**資料一覧**
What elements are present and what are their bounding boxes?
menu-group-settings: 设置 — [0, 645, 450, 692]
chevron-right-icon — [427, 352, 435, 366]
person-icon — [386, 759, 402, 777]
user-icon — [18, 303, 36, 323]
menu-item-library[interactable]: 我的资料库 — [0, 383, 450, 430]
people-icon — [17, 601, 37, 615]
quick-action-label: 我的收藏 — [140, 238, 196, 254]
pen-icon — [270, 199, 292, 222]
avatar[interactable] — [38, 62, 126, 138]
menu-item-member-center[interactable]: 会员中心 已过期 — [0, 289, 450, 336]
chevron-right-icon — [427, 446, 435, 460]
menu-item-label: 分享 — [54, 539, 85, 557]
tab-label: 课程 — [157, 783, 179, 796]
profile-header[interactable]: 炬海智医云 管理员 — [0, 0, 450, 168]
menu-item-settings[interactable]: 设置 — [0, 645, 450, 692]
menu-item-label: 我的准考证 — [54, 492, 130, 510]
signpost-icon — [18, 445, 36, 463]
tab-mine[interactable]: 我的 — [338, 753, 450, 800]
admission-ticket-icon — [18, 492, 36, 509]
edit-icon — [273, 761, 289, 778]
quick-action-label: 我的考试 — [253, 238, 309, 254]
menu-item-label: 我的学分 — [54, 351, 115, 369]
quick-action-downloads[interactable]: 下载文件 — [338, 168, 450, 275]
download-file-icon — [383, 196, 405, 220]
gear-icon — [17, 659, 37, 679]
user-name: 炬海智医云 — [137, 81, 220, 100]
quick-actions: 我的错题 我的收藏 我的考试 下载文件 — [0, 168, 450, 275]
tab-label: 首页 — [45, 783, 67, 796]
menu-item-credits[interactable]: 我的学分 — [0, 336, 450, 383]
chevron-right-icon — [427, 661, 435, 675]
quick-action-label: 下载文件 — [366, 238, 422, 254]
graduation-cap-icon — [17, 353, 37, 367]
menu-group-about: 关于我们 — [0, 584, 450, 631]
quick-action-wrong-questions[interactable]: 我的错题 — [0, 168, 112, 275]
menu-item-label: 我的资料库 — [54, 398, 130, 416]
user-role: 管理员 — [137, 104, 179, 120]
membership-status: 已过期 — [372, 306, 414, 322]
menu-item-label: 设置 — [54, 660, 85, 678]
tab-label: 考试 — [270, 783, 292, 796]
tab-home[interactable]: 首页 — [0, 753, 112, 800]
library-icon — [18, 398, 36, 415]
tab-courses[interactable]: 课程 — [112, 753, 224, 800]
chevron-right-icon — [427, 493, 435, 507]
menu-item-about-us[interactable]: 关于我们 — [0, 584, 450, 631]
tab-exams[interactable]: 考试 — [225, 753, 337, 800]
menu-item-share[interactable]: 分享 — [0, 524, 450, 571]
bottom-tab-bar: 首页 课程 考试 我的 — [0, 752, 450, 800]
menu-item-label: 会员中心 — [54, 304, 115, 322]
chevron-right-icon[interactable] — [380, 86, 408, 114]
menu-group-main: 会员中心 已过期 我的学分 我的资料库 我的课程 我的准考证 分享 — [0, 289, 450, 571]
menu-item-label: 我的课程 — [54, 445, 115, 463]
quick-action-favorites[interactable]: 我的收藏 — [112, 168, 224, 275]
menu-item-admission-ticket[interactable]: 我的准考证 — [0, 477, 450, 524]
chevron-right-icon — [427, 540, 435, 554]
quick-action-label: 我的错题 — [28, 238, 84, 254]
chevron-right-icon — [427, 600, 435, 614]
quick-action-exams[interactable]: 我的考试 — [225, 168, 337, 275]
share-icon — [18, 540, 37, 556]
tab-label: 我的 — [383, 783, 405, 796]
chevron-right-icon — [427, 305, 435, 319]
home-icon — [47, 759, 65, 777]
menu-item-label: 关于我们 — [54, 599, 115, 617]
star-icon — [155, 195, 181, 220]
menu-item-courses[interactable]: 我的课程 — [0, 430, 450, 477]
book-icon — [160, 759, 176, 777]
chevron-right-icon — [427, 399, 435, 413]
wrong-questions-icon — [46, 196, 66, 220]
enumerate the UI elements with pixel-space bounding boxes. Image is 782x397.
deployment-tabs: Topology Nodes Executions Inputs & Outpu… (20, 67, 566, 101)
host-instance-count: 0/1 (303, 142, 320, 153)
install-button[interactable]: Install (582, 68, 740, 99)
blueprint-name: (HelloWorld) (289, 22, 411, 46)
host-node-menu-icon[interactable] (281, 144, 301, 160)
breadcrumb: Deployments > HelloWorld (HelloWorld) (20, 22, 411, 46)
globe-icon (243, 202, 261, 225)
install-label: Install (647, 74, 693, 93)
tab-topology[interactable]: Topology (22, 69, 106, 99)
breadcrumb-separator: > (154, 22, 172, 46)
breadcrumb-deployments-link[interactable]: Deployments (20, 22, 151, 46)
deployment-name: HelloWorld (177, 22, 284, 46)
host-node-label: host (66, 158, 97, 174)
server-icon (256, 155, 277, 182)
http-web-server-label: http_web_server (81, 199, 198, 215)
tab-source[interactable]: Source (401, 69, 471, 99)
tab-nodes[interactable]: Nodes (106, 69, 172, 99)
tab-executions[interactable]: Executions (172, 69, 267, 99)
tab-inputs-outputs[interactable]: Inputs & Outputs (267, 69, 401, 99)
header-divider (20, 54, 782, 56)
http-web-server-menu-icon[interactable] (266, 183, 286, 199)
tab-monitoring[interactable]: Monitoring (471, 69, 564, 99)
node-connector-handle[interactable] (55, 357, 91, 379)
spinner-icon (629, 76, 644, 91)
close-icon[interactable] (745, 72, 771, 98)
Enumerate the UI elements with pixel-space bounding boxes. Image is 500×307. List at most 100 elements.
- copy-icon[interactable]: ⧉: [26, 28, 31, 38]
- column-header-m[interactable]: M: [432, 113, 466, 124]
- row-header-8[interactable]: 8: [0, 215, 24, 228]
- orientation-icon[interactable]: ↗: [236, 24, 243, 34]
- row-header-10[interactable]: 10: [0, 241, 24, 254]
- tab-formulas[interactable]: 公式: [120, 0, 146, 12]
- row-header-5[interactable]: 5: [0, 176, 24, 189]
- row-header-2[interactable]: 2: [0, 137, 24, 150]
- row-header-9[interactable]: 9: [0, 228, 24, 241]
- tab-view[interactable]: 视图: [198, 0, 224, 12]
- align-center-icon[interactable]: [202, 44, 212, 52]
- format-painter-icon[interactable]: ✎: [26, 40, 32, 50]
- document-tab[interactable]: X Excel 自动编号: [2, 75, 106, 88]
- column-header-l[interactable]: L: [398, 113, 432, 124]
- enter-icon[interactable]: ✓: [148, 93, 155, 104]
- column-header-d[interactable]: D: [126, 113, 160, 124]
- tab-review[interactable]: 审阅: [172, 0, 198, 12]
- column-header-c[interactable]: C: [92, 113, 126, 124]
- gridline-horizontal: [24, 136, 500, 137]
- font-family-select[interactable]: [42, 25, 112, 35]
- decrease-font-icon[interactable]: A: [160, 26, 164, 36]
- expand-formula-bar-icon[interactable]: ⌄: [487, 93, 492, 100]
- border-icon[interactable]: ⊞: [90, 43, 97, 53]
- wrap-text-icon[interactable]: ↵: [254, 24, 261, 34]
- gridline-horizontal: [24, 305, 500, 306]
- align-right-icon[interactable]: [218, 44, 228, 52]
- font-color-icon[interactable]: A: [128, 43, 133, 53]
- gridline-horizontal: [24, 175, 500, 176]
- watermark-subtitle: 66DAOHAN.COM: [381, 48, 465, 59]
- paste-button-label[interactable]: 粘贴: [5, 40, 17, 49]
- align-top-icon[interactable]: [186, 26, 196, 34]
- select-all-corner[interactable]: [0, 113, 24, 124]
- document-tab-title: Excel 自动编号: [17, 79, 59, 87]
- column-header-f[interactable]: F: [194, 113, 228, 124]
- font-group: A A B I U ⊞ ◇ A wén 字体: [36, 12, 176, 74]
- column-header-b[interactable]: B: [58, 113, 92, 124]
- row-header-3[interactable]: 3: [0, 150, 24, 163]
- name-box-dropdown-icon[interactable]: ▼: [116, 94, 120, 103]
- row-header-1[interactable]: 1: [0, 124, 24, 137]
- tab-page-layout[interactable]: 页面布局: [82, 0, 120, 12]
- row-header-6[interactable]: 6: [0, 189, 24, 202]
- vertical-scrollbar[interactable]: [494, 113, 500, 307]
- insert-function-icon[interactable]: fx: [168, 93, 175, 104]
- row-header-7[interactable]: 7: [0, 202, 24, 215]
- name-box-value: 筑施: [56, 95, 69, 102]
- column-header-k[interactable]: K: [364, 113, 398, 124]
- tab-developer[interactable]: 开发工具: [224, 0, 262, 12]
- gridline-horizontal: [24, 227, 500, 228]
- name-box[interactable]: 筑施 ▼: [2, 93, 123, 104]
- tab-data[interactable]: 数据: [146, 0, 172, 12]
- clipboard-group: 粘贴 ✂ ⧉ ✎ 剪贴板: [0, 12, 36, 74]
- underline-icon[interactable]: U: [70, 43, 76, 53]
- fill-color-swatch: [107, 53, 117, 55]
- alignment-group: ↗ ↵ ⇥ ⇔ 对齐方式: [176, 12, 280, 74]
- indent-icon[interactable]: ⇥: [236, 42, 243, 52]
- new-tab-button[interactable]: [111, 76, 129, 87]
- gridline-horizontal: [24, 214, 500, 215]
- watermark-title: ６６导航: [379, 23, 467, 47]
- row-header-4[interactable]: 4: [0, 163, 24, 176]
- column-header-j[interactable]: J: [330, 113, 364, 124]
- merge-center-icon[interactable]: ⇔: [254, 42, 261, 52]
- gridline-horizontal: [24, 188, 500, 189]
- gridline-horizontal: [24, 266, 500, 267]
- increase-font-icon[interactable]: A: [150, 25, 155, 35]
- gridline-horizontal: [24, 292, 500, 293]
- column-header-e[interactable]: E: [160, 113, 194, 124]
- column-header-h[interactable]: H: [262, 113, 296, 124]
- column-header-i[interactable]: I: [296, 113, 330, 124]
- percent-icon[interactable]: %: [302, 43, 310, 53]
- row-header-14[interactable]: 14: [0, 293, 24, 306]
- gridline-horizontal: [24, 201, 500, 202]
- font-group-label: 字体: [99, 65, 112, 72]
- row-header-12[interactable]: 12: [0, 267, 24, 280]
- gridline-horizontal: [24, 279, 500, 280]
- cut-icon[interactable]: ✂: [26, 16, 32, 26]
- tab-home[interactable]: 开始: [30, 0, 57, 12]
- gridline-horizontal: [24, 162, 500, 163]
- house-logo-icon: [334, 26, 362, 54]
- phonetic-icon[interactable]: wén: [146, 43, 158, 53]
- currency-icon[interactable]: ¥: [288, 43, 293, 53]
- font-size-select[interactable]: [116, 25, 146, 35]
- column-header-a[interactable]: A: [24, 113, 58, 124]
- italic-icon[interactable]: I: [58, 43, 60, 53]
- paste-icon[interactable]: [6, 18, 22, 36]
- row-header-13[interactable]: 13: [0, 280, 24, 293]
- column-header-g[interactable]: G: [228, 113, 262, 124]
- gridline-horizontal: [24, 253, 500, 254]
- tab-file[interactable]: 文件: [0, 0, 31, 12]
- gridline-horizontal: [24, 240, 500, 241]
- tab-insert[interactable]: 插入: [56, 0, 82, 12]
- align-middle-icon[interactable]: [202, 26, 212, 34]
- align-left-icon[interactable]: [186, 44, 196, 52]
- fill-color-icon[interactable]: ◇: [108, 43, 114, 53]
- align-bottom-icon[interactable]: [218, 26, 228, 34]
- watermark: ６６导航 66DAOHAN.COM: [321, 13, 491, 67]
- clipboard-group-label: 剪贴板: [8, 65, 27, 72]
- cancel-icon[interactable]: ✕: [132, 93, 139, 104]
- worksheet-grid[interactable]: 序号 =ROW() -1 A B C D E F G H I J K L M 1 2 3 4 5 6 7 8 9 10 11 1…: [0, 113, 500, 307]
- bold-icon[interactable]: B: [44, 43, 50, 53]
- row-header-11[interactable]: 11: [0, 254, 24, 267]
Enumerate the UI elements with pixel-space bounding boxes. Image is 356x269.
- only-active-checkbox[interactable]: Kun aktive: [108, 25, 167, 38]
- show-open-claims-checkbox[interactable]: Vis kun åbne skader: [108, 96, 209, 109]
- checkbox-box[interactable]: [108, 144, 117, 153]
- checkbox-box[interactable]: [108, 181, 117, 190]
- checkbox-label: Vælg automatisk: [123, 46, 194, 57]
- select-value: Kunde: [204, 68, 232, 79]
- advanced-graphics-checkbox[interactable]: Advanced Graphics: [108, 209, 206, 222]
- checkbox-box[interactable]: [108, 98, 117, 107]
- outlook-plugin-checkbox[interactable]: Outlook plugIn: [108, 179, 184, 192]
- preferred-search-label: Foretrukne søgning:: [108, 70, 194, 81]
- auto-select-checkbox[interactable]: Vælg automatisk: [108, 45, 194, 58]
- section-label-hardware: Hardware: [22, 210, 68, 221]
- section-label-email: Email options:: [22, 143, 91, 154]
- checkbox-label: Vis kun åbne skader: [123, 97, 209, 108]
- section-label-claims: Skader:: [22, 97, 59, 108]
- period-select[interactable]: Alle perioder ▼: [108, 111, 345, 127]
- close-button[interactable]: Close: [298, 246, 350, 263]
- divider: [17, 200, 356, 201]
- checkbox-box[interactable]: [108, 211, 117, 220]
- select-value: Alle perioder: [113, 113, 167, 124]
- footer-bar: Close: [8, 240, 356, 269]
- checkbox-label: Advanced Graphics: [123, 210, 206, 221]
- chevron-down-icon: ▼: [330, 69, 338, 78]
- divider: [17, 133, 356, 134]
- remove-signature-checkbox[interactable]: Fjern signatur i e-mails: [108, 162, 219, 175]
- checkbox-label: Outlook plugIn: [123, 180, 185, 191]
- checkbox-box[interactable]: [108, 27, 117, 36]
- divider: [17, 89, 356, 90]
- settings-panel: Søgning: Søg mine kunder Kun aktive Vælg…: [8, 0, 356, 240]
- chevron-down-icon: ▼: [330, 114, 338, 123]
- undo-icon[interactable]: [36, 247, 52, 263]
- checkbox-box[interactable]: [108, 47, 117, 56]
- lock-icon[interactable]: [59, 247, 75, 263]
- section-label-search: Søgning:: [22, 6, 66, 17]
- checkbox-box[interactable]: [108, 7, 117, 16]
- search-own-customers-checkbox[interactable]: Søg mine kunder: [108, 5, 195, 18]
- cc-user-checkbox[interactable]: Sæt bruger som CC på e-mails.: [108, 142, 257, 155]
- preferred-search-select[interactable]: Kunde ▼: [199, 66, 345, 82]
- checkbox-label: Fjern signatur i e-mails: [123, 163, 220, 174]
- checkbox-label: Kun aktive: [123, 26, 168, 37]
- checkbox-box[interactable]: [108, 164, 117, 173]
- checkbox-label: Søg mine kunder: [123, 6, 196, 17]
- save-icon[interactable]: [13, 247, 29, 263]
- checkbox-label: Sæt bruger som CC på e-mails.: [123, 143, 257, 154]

**取り組む問題**
資料の最初の行から「signpost-icon — [18, 445, 36, 463]」を含む行までを、両端の行も含めて一字も変えずに書き写す。

**解答例**
What elements are present and what are their bounding boxes?
menu-group-settings: 设置 — [0, 645, 450, 692]
chevron-right-icon — [427, 352, 435, 366]
person-icon — [386, 759, 402, 777]
user-icon — [18, 303, 36, 323]
menu-item-library[interactable]: 我的资料库 — [0, 383, 450, 430]
people-icon — [17, 601, 37, 615]
quick-action-label: 我的收藏 — [140, 238, 196, 254]
pen-icon — [270, 199, 292, 222]
avatar[interactable] — [38, 62, 126, 138]
menu-item-member-center[interactable]: 会员中心 已过期 — [0, 289, 450, 336]
chevron-right-icon — [427, 446, 435, 460]
menu-item-label: 分享 — [54, 539, 85, 557]
tab-label: 课程 — [157, 783, 179, 796]
profile-header[interactable]: 炬海智医云 管理员 — [0, 0, 450, 168]
menu-item-settings[interactable]: 设置 — [0, 645, 450, 692]
menu-item-label: 我的准考证 — [54, 492, 130, 510]
signpost-icon — [18, 445, 36, 463]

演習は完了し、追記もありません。